*What is asked*
Wherever the string "name" shows up in a line, count that line. Give the total alone.
+++
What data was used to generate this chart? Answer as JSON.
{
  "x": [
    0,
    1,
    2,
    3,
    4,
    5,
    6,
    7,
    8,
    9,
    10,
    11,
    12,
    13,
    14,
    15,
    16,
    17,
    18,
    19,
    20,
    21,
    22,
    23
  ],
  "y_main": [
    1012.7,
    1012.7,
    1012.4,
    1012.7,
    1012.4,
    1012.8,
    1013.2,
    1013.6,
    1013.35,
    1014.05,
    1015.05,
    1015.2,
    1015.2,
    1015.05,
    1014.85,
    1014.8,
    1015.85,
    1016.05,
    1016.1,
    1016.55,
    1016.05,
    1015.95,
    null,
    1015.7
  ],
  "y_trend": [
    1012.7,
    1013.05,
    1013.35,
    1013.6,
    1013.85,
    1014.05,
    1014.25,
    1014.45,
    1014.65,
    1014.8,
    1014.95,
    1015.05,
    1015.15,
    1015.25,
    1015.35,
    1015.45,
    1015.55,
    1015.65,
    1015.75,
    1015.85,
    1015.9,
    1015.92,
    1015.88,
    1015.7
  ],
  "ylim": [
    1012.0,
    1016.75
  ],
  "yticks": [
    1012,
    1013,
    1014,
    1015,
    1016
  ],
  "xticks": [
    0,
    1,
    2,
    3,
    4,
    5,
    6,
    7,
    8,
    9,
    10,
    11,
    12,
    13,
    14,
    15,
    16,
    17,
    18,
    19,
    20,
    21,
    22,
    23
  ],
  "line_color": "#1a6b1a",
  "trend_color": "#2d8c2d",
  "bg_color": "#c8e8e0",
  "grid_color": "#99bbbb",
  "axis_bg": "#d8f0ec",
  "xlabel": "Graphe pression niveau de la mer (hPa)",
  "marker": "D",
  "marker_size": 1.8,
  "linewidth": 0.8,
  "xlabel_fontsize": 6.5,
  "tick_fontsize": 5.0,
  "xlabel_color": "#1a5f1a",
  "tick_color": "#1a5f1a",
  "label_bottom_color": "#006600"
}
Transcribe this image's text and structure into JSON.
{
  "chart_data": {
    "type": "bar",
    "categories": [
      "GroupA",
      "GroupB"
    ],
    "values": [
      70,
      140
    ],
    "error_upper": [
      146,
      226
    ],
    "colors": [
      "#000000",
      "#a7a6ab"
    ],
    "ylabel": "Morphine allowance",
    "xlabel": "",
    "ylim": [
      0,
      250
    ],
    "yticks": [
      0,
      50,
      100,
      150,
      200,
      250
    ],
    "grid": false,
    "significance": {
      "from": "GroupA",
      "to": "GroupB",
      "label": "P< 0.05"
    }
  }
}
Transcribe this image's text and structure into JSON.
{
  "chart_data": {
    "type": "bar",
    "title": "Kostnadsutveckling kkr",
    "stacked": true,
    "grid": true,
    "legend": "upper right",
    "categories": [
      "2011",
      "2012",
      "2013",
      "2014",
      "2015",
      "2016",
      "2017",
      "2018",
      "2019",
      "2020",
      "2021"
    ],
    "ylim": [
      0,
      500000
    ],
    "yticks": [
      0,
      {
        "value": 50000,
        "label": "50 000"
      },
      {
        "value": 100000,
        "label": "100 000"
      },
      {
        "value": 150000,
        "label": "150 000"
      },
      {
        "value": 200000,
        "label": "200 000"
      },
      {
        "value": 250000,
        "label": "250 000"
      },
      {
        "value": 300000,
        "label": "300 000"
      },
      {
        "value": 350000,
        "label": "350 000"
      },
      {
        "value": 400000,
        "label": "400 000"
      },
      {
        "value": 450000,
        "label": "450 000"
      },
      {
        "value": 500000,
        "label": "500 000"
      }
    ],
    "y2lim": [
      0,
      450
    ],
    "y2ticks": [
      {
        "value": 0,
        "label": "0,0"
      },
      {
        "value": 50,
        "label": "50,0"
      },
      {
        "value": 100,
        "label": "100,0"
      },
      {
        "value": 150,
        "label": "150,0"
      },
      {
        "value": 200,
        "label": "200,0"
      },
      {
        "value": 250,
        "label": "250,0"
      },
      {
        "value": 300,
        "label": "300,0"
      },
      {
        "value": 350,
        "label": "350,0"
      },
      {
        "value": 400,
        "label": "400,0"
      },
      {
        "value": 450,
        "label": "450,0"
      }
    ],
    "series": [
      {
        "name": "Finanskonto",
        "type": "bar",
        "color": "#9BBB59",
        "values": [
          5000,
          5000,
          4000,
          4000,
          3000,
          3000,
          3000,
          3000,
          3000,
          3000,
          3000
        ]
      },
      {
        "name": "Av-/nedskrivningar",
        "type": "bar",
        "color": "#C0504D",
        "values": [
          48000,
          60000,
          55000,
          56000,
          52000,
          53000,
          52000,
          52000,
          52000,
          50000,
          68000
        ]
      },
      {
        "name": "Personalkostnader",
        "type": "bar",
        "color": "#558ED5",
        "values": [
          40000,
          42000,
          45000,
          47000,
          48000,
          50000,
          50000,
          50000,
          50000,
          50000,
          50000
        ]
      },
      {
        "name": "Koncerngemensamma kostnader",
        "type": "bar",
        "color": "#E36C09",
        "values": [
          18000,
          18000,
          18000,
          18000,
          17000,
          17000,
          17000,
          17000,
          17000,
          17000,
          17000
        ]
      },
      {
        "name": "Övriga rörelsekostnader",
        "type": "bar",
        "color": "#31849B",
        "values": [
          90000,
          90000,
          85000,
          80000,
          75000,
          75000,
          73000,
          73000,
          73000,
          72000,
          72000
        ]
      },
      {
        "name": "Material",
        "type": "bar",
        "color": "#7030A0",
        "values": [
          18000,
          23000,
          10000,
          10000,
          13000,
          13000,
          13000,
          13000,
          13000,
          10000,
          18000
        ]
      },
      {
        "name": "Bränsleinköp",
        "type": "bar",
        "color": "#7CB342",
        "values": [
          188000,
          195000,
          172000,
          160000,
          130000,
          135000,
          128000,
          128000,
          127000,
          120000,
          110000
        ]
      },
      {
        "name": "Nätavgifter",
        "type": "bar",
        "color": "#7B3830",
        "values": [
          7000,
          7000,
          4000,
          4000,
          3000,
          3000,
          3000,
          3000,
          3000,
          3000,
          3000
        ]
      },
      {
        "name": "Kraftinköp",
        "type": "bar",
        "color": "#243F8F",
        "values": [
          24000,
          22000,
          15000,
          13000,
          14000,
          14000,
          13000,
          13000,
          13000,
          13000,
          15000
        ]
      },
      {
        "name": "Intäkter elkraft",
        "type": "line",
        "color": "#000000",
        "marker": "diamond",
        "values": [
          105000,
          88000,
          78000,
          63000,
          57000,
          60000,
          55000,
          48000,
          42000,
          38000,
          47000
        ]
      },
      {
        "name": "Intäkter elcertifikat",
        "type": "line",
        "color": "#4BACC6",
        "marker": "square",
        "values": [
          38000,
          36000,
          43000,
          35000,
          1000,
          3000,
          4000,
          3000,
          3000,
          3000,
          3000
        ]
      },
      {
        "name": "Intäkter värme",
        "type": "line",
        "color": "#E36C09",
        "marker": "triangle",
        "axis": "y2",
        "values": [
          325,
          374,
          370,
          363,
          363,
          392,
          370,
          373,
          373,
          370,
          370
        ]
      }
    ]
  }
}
+++
*Solved problem*
12